Short problem: Could you write out every record below exactly, leaving out any pictures?
[Start of Data for this task]
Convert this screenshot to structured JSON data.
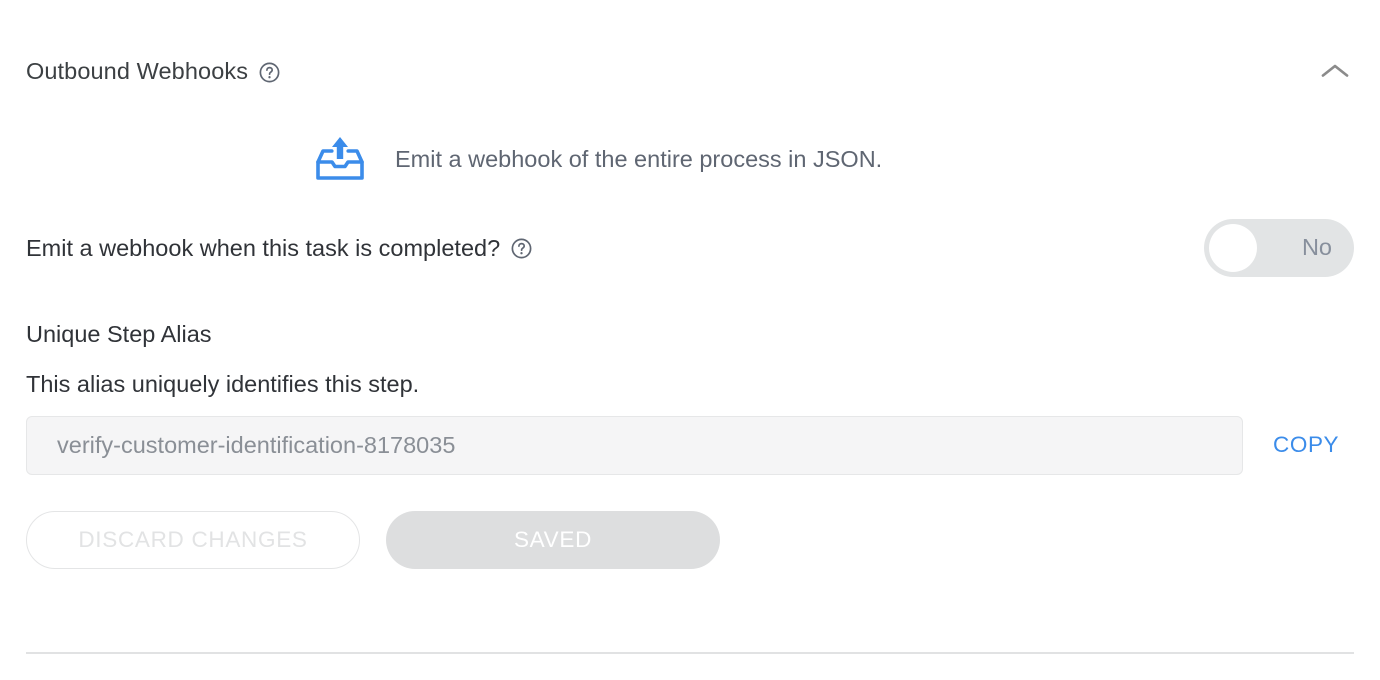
{
  "section": {
    "title": "Outbound Webhooks",
    "help_icon": "help-circle-icon",
    "collapse_icon": "chevron-up-icon"
  },
  "description": {
    "icon": "upload-tray-icon",
    "text": "Emit a webhook of the entire process in JSON."
  },
  "webhook_toggle": {
    "label": "Emit a webhook when this task is completed?",
    "help_icon": "help-circle-icon",
    "state_label": "No",
    "enabled": false
  },
  "alias": {
    "title": "Unique Step Alias",
    "subtitle": "This alias uniquely identifies this step.",
    "value": "verify-customer-identification-8178035",
    "placeholder": "verify-customer-identification-8178035",
    "copy_label": "COPY"
  },
  "actions": {
    "discard_label": "DISCARD CHANGES",
    "save_label": "SAVED",
    "discard_disabled": true,
    "save_disabled": true
  },
  "colors": {
    "accent_blue": "#3b8cea",
    "icon_blue": "#3b8cea",
    "title_text": "#3c4043",
    "muted_text": "#5f6672",
    "toggle_track": "#e2e4e5",
    "saved_button": "#dddedf",
    "divider": "#e1e2e3"
  }
}
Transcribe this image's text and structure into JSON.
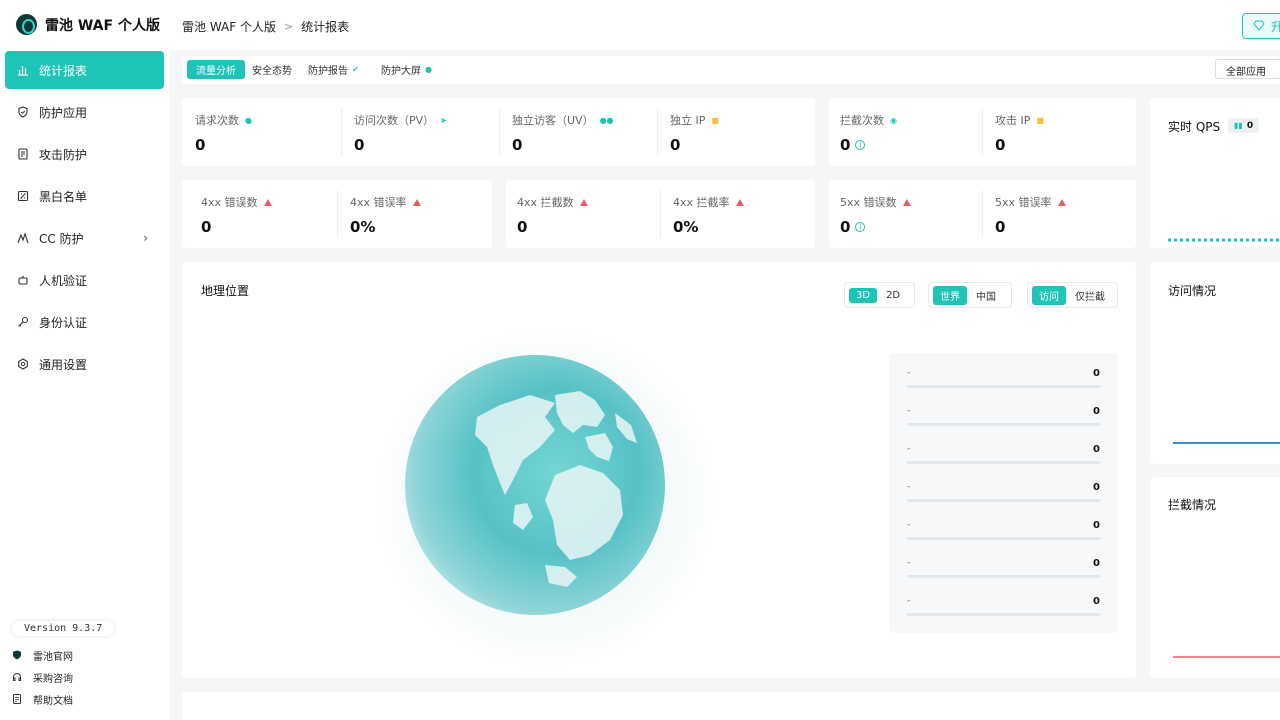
{
  "app": {
    "name": "雷池 WAF 个人版"
  },
  "sidebar": {
    "items": [
      {
        "label": "统计报表",
        "icon": "bar-chart-icon",
        "active": true
      },
      {
        "label": "防护应用",
        "icon": "shield-icon",
        "active": false
      },
      {
        "label": "攻击防护",
        "icon": "document-icon",
        "active": false
      },
      {
        "label": "黑白名单",
        "icon": "list-icon",
        "active": false
      },
      {
        "label": "CC 防护",
        "icon": "wave-icon",
        "active": false
      },
      {
        "label": "人机验证",
        "icon": "robot-icon",
        "active": false
      },
      {
        "label": "身份认证",
        "icon": "key-icon",
        "active": false
      },
      {
        "label": "通用设置",
        "icon": "gear-icon",
        "active": false
      }
    ],
    "version": "Version 9.3.7",
    "footer_links": [
      {
        "label": "雷池官网",
        "icon": "shield-icon"
      },
      {
        "label": "采购咨询",
        "icon": "headset-icon"
      },
      {
        "label": "帮助文档",
        "icon": "document-icon"
      }
    ]
  },
  "header": {
    "breadcrumb": [
      "雷池 WAF 个人版",
      "统计报表"
    ],
    "button_label": "升"
  },
  "tabs": [
    {
      "label": "流量分析",
      "active": true
    },
    {
      "label": "安全态势",
      "active": false
    },
    {
      "label": "防护报告",
      "active": false
    },
    {
      "label": "防护大屏",
      "active": false
    }
  ],
  "app_select": {
    "value": "全部应用"
  },
  "metrics_row1_left": [
    {
      "label": "请求次数",
      "value": "0"
    },
    {
      "label": "访问次数（PV）",
      "value": "0"
    },
    {
      "label": "独立访客（UV）",
      "value": "0"
    },
    {
      "label": "独立 IP",
      "value": "0"
    }
  ],
  "metrics_row1_right": [
    {
      "label": "拦截次数",
      "value": "0"
    },
    {
      "label": "攻击 IP",
      "value": "0"
    }
  ],
  "metrics_row2": [
    {
      "label": "4xx 错误数",
      "value": "0"
    },
    {
      "label": "4xx 错误率",
      "value": "0%"
    },
    {
      "label": "4xx 拦截数",
      "value": "0"
    },
    {
      "label": "4xx 拦截率",
      "value": "0%"
    },
    {
      "label": "5xx 错误数",
      "value": "0"
    },
    {
      "label": "5xx 错误率",
      "value": "0"
    }
  ],
  "geo": {
    "title": "地理位置",
    "view_toggle": [
      "3D",
      "2D"
    ],
    "region_toggle": [
      "世界",
      "中国"
    ],
    "type_toggle": [
      "访问",
      "仅拦截"
    ],
    "ranking": [
      {
        "name": "-",
        "value": "0"
      },
      {
        "name": "-",
        "value": "0"
      },
      {
        "name": "-",
        "value": "0"
      },
      {
        "name": "-",
        "value": "0"
      },
      {
        "name": "-",
        "value": "0"
      },
      {
        "name": "-",
        "value": "0"
      },
      {
        "name": "-",
        "value": "0"
      }
    ]
  },
  "right_panels": {
    "qps_title": "实时 QPS",
    "qps_value": "0",
    "visits_title": "访问情况",
    "blocks_title": "拦截情况"
  },
  "colors": {
    "accent": "#1ec4b6",
    "danger": "#e85d5d",
    "warning": "#f5c242",
    "blue_line": "#3a8fd1",
    "red_line": "#e88a8a"
  }
}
[End of Data for this task]
Exercise answer:
Convert this screenshot to structured JSON data.
{
  "section": {
    "title": "Outbound Webhooks",
    "help_icon": "help-circle-icon",
    "collapse_icon": "chevron-up-icon"
  },
  "description": {
    "icon": "upload-tray-icon",
    "text": "Emit a webhook of the entire process in JSON."
  },
  "webhook_toggle": {
    "label": "Emit a webhook when this task is completed?",
    "help_icon": "help-circle-icon",
    "state_label": "No",
    "enabled": false
  },
  "alias": {
    "title": "Unique Step Alias",
    "subtitle": "This alias uniquely identifies this step.",
    "value": "verify-customer-identification-8178035",
    "placeholder": "verify-customer-identification-8178035",
    "copy_label": "COPY"
  },
  "actions": {
    "discard_label": "DISCARD CHANGES",
    "save_label": "SAVED",
    "discard_disabled": true,
    "save_disabled": true
  },
  "colors": {
    "accent_blue": "#3b8cea",
    "icon_blue": "#3b8cea",
    "title_text": "#3c4043",
    "muted_text": "#5f6672",
    "toggle_track": "#e2e4e5",
    "saved_button": "#dddedf",
    "divider": "#e1e2e3"
  }
}
Transcribe this image's text and structure into JSON.
{
  "app": {
    "name": "雷池 WAF 个人版"
  },
  "sidebar": {
    "items": [
      {
        "label": "统计报表",
        "icon": "bar-chart-icon",
        "active": true
      },
      {
        "label": "防护应用",
        "icon": "shield-icon",
        "active": false
      },
      {
        "label": "攻击防护",
        "icon": "document-icon",
        "active": false
      },
      {
        "label": "黑白名单",
        "icon": "list-icon",
        "active": false
      },
      {
        "label": "CC 防护",
        "icon": "wave-icon",
        "active": false
      },
      {
        "label": "人机验证",
        "icon": "robot-icon",
        "active": false
      },
      {
        "label": "身份认证",
        "icon": "key-icon",
        "active": false
      },
      {
        "label": "通用设置",
        "icon": "gear-icon",
        "active": false
      }
    ],
    "version": "Version 9.3.7",
    "footer_links": [
      {
        "label": "雷池官网",
        "icon": "shield-icon"
      },
      {
        "label": "采购咨询",
        "icon": "headset-icon"
      },
      {
        "label": "帮助文档",
        "icon": "document-icon"
      }
    ]
  },
  "header": {
    "breadcrumb": [
      "雷池 WAF 个人版",
      "统计报表"
    ],
    "button_label": "升"
  },
  "tabs": [
    {
      "label": "流量分析",
      "active": true
    },
    {
      "label": "安全态势",
      "active": false
    },
    {
      "label": "防护报告",
      "active": false
    },
    {
      "label": "防护大屏",
      "active": false
    }
  ],
  "app_select": {
    "value": "全部应用"
  },
  "metrics_row1_left": [
    {
      "label": "请求次数",
      "value": "0"
    },
    {
      "label": "访问次数（PV）",
      "value": "0"
    },
    {
      "label": "独立访客（UV）",
      "value": "0"
    },
    {
      "label": "独立 IP",
      "value": "0"
    }
  ],
  "metrics_row1_right": [
    {
      "label": "拦截次数",
      "value": "0"
    },
    {
      "label": "攻击 IP",
      "value": "0"
    }
  ],
  "metrics_row2": [
    {
      "label": "4xx 错误数",
      "value": "0"
    },
    {
      "label": "4xx 错误率",
      "value": "0%"
    },
    {
      "label": "4xx 拦截数",
      "value": "0"
    },
    {
      "label": "4xx 拦截率",
      "value": "0%"
    },
    {
      "label": "5xx 错误数",
      "value": "0"
    },
    {
      "label": "5xx 错误率",
      "value": "0"
    }
  ],
  "geo": {
    "title": "地理位置",
    "view_toggle": [
      "3D",
      "2D"
    ],
    "region_toggle": [
      "世界",
      "中国"
    ],
    "type_toggle": [
      "访问",
      "仅拦截"
    ],
    "ranking": [
      {
        "name": "-",
        "value": "0"
      },
      {
        "name": "-",
        "value": "0"
      },
      {
        "name": "-",
        "value": "0"
      },
      {
        "name": "-",
        "value": "0"
      },
      {
        "name": "-",
        "value": "0"
      },
      {
        "name": "-",
        "value": "0"
      },
      {
        "name": "-",
        "value": "0"
      }
    ]
  },
  "right_panels": {
    "qps_title": "实时 QPS",
    "qps_value": "0",
    "visits_title": "访问情况",
    "blocks_title": "拦截情况"
  },
  "colors": {
    "accent": "#1ec4b6",
    "danger": "#e85d5d",
    "warning": "#f5c242",
    "blue_line": "#3a8fd1",
    "red_line": "#e88a8a"
  }
}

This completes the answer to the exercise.